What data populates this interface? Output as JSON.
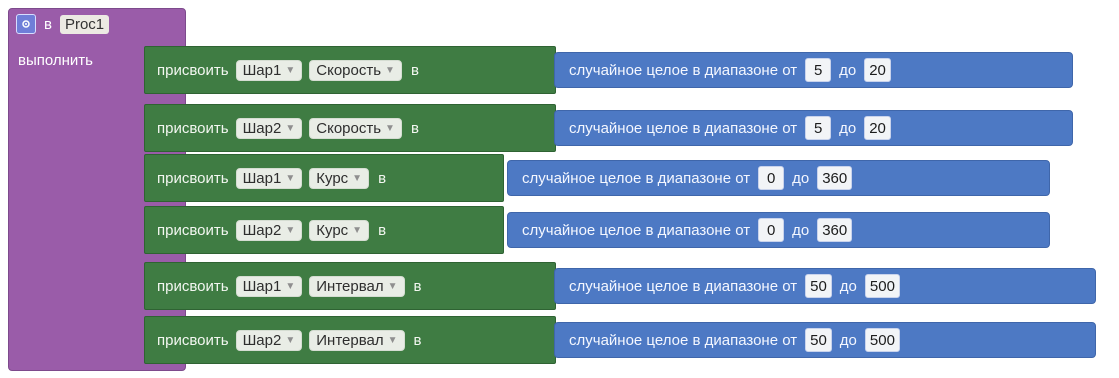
{
  "procedure": {
    "prefix": "в",
    "name": "Proc1",
    "do_label": "выполнить"
  },
  "rows": [
    {
      "verb": "присвоить",
      "object": "Шар1",
      "property": "Скорость",
      "into": "в",
      "random_label": "случайное целое в диапазоне от",
      "from": "5",
      "to_label": "до",
      "to": "20"
    },
    {
      "verb": "присвоить",
      "object": "Шар2",
      "property": "Скорость",
      "into": "в",
      "random_label": "случайное целое в диапазоне от",
      "from": "5",
      "to_label": "до",
      "to": "20"
    },
    {
      "verb": "присвоить",
      "object": "Шар1",
      "property": "Курс",
      "into": "в",
      "random_label": "случайное целое в диапазоне от",
      "from": "0",
      "to_label": "до",
      "to": "360"
    },
    {
      "verb": "присвоить",
      "object": "Шар2",
      "property": "Курс",
      "into": "в",
      "random_label": "случайное целое в диапазоне от",
      "from": "0",
      "to_label": "до",
      "to": "360"
    },
    {
      "verb": "присвоить",
      "object": "Шар1",
      "property": "Интервал",
      "into": "в",
      "random_label": "случайное целое в диапазоне от",
      "from": "50",
      "to_label": "до",
      "to": "500"
    },
    {
      "verb": "присвоить",
      "object": "Шар2",
      "property": "Интервал",
      "into": "в",
      "random_label": "случайное целое в диапазоне от",
      "from": "50",
      "to_label": "до",
      "to": "500"
    }
  ],
  "colors": {
    "procedure_block": "#9a5ca9",
    "setter_block": "#3f7c43",
    "math_block": "#4d79c4"
  }
}
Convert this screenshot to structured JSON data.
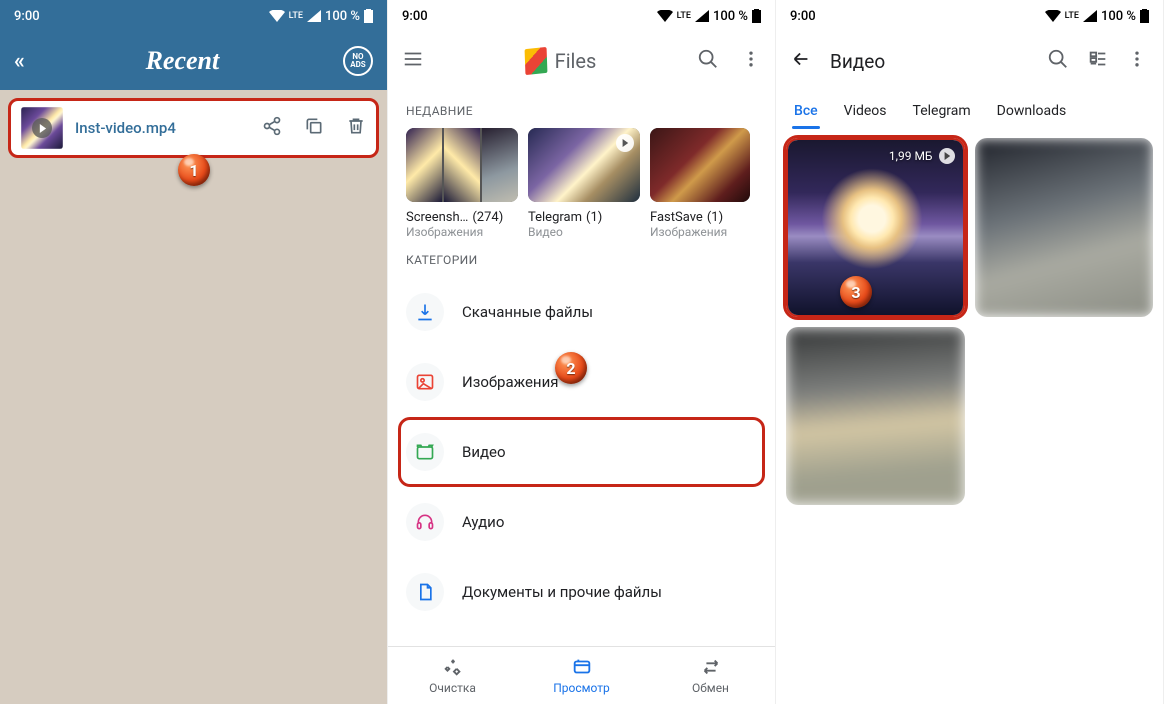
{
  "status": {
    "time": "9:00",
    "netlabel": "LTE",
    "battery": "100 %"
  },
  "screen1": {
    "title": "Recent",
    "noads": "NO ADS",
    "file": {
      "name": "Inst-video.mp4"
    }
  },
  "screen2": {
    "brand": "Files",
    "recentLabel": "НЕДАВНИЕ",
    "recent": [
      {
        "name": "Screensh…",
        "count": "(274)",
        "sub": "Изображения"
      },
      {
        "name": "Telegram",
        "count": "(1)",
        "sub": "Видео"
      },
      {
        "name": "FastSave",
        "count": "(1)",
        "sub": "Изображения"
      }
    ],
    "categoriesLabel": "КАТЕГОРИИ",
    "categories": {
      "downloads": "Скачанные файлы",
      "images": "Изображения",
      "video": "Видео",
      "audio": "Аудио",
      "docs": "Документы и прочие файлы"
    },
    "bottomnav": {
      "clean": "Очистка",
      "browse": "Просмотр",
      "share": "Обмен"
    }
  },
  "screen3": {
    "title": "Видео",
    "tabs": {
      "all": "Все",
      "videos": "Videos",
      "telegram": "Telegram",
      "downloads": "Downloads"
    },
    "tile1": {
      "size": "1,99 МБ"
    }
  },
  "callouts": {
    "one": "1",
    "two": "2",
    "three": "3"
  }
}
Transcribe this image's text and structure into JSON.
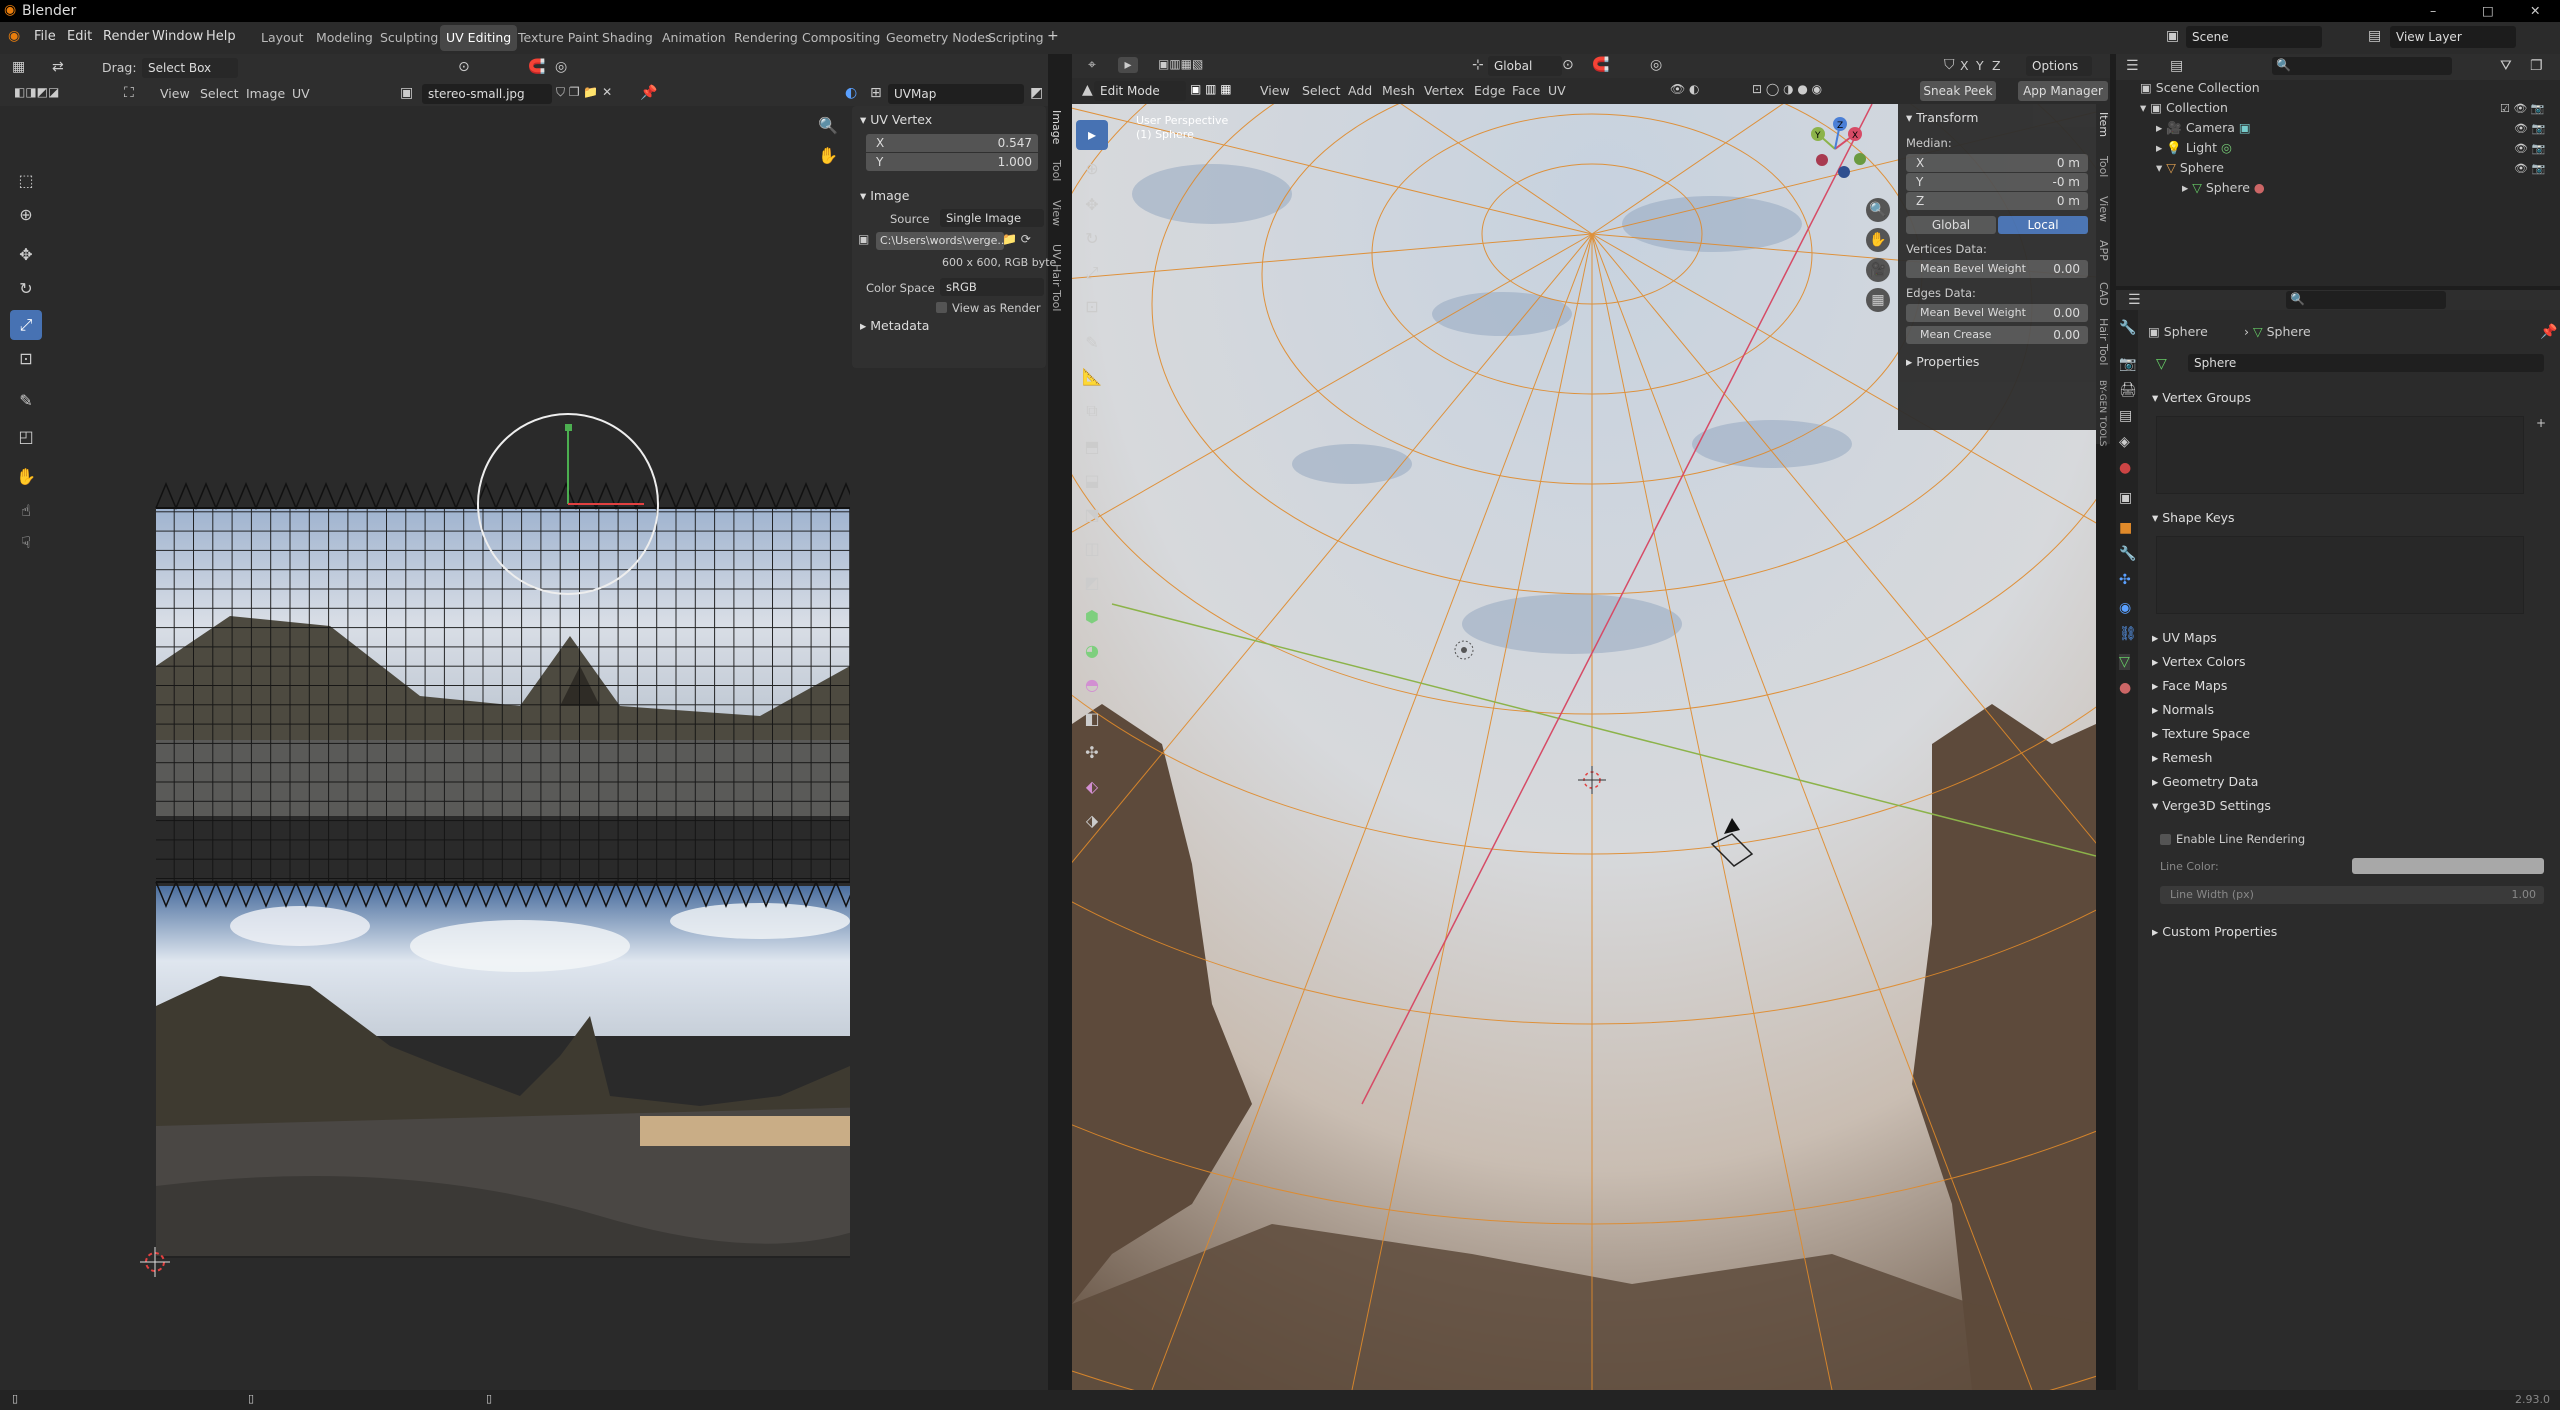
{
  "window": {
    "title": "Blender",
    "controls": [
      "–",
      "□",
      "✕"
    ]
  },
  "menu": {
    "items": [
      "File",
      "Edit",
      "Render",
      "Window",
      "Help"
    ]
  },
  "workspaces": {
    "tabs": [
      "Layout",
      "Modeling",
      "Sculpting",
      "UV Editing",
      "Texture Paint",
      "Shading",
      "Animation",
      "Rendering",
      "Compositing",
      "Geometry Nodes",
      "Scripting"
    ],
    "active": "UV Editing"
  },
  "scene": {
    "name": "Scene",
    "view_layer": "View Layer"
  },
  "uv_editor": {
    "drag_label": "Drag:",
    "drag_value": "Select Box",
    "menus": [
      "View",
      "Select",
      "Image",
      "UV"
    ],
    "image_name": "stereo-small.jpg",
    "uvmap": "UVMap",
    "vtabs": [
      "Image",
      "Tool",
      "View",
      "UV",
      "Hair Tool"
    ],
    "uv_vertex": {
      "title": "UV Vertex",
      "x_label": "X",
      "x": "0.547",
      "y_label": "Y",
      "y": "1.000"
    },
    "image_panel": {
      "title": "Image",
      "source_label": "Source",
      "source": "Single Image",
      "path": "C:\\Users\\words\\verge...",
      "info": "600 x 600,  RGB byte",
      "colorspace_label": "Color Space",
      "colorspace": "sRGB",
      "view_as_render": "View as Render"
    },
    "metadata": "Metadata"
  },
  "viewport": {
    "mode": "Edit Mode",
    "menus": [
      "View",
      "Select",
      "Add",
      "Mesh",
      "Vertex",
      "Edge",
      "Face",
      "UV"
    ],
    "orientation": "Global",
    "options": "Options",
    "xyz": [
      "X",
      "Y",
      "Z"
    ],
    "sneak_peek": "Sneak Peek",
    "app_manager": "App Manager",
    "overlay_title": "User Perspective",
    "overlay_sub": "(1) Sphere",
    "vtabs": [
      "Item",
      "Tool",
      "View",
      "APP",
      "CAD",
      "Hair Tool",
      "BY-GEN TOOLS"
    ],
    "transform": {
      "title": "Transform",
      "median": "Median:",
      "x_label": "X",
      "x": "0 m",
      "y_label": "Y",
      "y": "-0 m",
      "z_label": "Z",
      "z": "0 m",
      "global": "Global",
      "local": "Local",
      "vertices_data": "Vertices Data:",
      "mean_bevel_weight": "Mean Bevel Weight",
      "vbw": "0.00",
      "edges_data": "Edges Data:",
      "ebw_label": "Mean Bevel Weight",
      "ebw": "0.00",
      "mean_crease": "Mean Crease",
      "crease": "0.00",
      "properties": "Properties"
    },
    "gizmo": {
      "x": "X",
      "y": "Y",
      "z": "Z"
    }
  },
  "outliner": {
    "root": "Scene Collection",
    "items": [
      {
        "label": "Collection"
      },
      {
        "label": "Camera"
      },
      {
        "label": "Light"
      },
      {
        "label": "Sphere"
      },
      {
        "label": "Sphere"
      }
    ]
  },
  "properties": {
    "object": "Sphere",
    "mesh": "Sphere",
    "mesh_name": "Sphere",
    "vertex_groups": "Vertex Groups",
    "shape_keys": "Shape Keys",
    "collapsed": [
      "UV Maps",
      "Vertex Colors",
      "Face Maps",
      "Normals",
      "Texture Space",
      "Remesh",
      "Geometry Data"
    ],
    "verge3d": "Verge3D Settings",
    "enable_line": "Enable Line Rendering",
    "line_color": "Line Color:",
    "line_width": "Line Width (px)",
    "line_width_val": "1.00",
    "custom": "Custom Properties"
  },
  "status": {
    "version": "2.93.0"
  }
}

### [SET PROBLEM]
Can the entries above be repeated exactly, without their pictures?

### [REPLY TO THE TASK]
What data populates this interface? Output as JSON.
{
  "procedure": {
    "prefix": "в",
    "name": "Proc1",
    "do_label": "выполнить"
  },
  "rows": [
    {
      "verb": "присвоить",
      "object": "Шар1",
      "property": "Скорость",
      "into": "в",
      "random_label": "случайное целое в диапазоне от",
      "from": "5",
      "to_label": "до",
      "to": "20"
    },
    {
      "verb": "присвоить",
      "object": "Шар2",
      "property": "Скорость",
      "into": "в",
      "random_label": "случайное целое в диапазоне от",
      "from": "5",
      "to_label": "до",
      "to": "20"
    },
    {
      "verb": "присвоить",
      "object": "Шар1",
      "property": "Курс",
      "into": "в",
      "random_label": "случайное целое в диапазоне от",
      "from": "0",
      "to_label": "до",
      "to": "360"
    },
    {
      "verb": "присвоить",
      "object": "Шар2",
      "property": "Курс",
      "into": "в",
      "random_label": "случайное целое в диапазоне от",
      "from": "0",
      "to_label": "до",
      "to": "360"
    },
    {
      "verb": "присвоить",
      "object": "Шар1",
      "property": "Интервал",
      "into": "в",
      "random_label": "случайное целое в диапазоне от",
      "from": "50",
      "to_label": "до",
      "to": "500"
    },
    {
      "verb": "присвоить",
      "object": "Шар2",
      "property": "Интервал",
      "into": "в",
      "random_label": "случайное целое в диапазоне от",
      "from": "50",
      "to_label": "до",
      "to": "500"
    }
  ],
  "colors": {
    "procedure_block": "#9a5ca9",
    "setter_block": "#3f7c43",
    "math_block": "#4d79c4"
  }
}
Convert this screenshot to structured JSON data.
{
  "status": {
    "time": "9:00",
    "netlabel": "LTE",
    "battery": "100 %"
  },
  "screen1": {
    "title": "Recent",
    "noads": "NO ADS",
    "file": {
      "name": "Inst-video.mp4"
    }
  },
  "screen2": {
    "brand": "Files",
    "recentLabel": "НЕДАВНИЕ",
    "recent": [
      {
        "name": "Screensh…",
        "count": "(274)",
        "sub": "Изображения"
      },
      {
        "name": "Telegram",
        "count": "(1)",
        "sub": "Видео"
      },
      {
        "name": "FastSave",
        "count": "(1)",
        "sub": "Изображения"
      }
    ],
    "categoriesLabel": "КАТЕГОРИИ",
    "categories": {
      "downloads": "Скачанные файлы",
      "images": "Изображения",
      "video": "Видео",
      "audio": "Аудио",
      "docs": "Документы и прочие файлы"
    },
    "bottomnav": {
      "clean": "Очистка",
      "browse": "Просмотр",
      "share": "Обмен"
    }
  },
  "screen3": {
    "title": "Видео",
    "tabs": {
      "all": "Все",
      "videos": "Videos",
      "telegram": "Telegram",
      "downloads": "Downloads"
    },
    "tile1": {
      "size": "1,99 МБ"
    }
  },
  "callouts": {
    "one": "1",
    "two": "2",
    "three": "3"
  }
}
Transcribe this image's text and structure into JSON.
{
  "window": {
    "title": "Blender",
    "controls": [
      "–",
      "□",
      "✕"
    ]
  },
  "menu": {
    "items": [
      "File",
      "Edit",
      "Render",
      "Window",
      "Help"
    ]
  },
  "workspaces": {
    "tabs": [
      "Layout",
      "Modeling",
      "Sculpting",
      "UV Editing",
      "Texture Paint",
      "Shading",
      "Animation",
      "Rendering",
      "Compositing",
      "Geometry Nodes",
      "Scripting"
    ],
    "active": "UV Editing"
  },
  "scene": {
    "name": "Scene",
    "view_layer": "View Layer"
  },
  "uv_editor": {
    "drag_label": "Drag:",
    "drag_value": "Select Box",
    "menus": [
      "View",
      "Select",
      "Image",
      "UV"
    ],
    "image_name": "stereo-small.jpg",
    "uvmap": "UVMap",
    "vtabs": [
      "Image",
      "Tool",
      "View",
      "UV",
      "Hair Tool"
    ],
    "uv_vertex": {
      "title": "UV Vertex",
      "x_label": "X",
      "x": "0.547",
      "y_label": "Y",
      "y": "1.000"
    },
    "image_panel": {
      "title": "Image",
      "source_label": "Source",
      "source": "Single Image",
      "path": "C:\\Users\\words\\verge...",
      "info": "600 x 600,  RGB byte",
      "colorspace_label": "Color Space",
      "colorspace": "sRGB",
      "view_as_render": "View as Render"
    },
    "metadata": "Metadata"
  },
  "viewport": {
    "mode": "Edit Mode",
    "menus": [
      "View",
      "Select",
      "Add",
      "Mesh",
      "Vertex",
      "Edge",
      "Face",
      "UV"
    ],
    "orientation": "Global",
    "options": "Options",
    "xyz": [
      "X",
      "Y",
      "Z"
    ],
    "sneak_peek": "Sneak Peek",
    "app_manager": "App Manager",
    "overlay_title": "User Perspective",
    "overlay_sub": "(1) Sphere",
    "vtabs": [
      "Item",
      "Tool",
      "View",
      "APP",
      "CAD",
      "Hair Tool",
      "BY-GEN TOOLS"
    ],
    "transform": {
      "title": "Transform",
      "median": "Median:",
      "x_label": "X",
      "x": "0 m",
      "y_label": "Y",
      "y": "-0 m",
      "z_label": "Z",
      "z": "0 m",
      "global": "Global",
      "local": "Local",
      "vertices_data": "Vertices Data:",
      "mean_bevel_weight": "Mean Bevel Weight",
      "vbw": "0.00",
      "edges_data": "Edges Data:",
      "ebw_label": "Mean Bevel Weight",
      "ebw": "0.00",
      "mean_crease": "Mean Crease",
      "crease": "0.00",
      "properties": "Properties"
    },
    "gizmo": {
      "x": "X",
      "y": "Y",
      "z": "Z"
    }
  },
  "outliner": {
    "root": "Scene Collection",
    "items": [
      {
        "label": "Collection"
      },
      {
        "label": "Camera"
      },
      {
        "label": "Light"
      },
      {
        "label": "Sphere"
      },
      {
        "label": "Sphere"
      }
    ]
  },
  "properties": {
    "object": "Sphere",
    "mesh": "Sphere",
    "mesh_name": "Sphere",
    "vertex_groups": "Vertex Groups",
    "shape_keys": "Shape Keys",
    "collapsed": [
      "UV Maps",
      "Vertex Colors",
      "Face Maps",
      "Normals",
      "Texture Space",
      "Remesh",
      "Geometry Data"
    ],
    "verge3d": "Verge3D Settings",
    "enable_line": "Enable Line Rendering",
    "line_color": "Line Color:",
    "line_width": "Line Width (px)",
    "line_width_val": "1.00",
    "custom": "Custom Properties"
  },
  "status": {
    "version": "2.93.0"
  }
}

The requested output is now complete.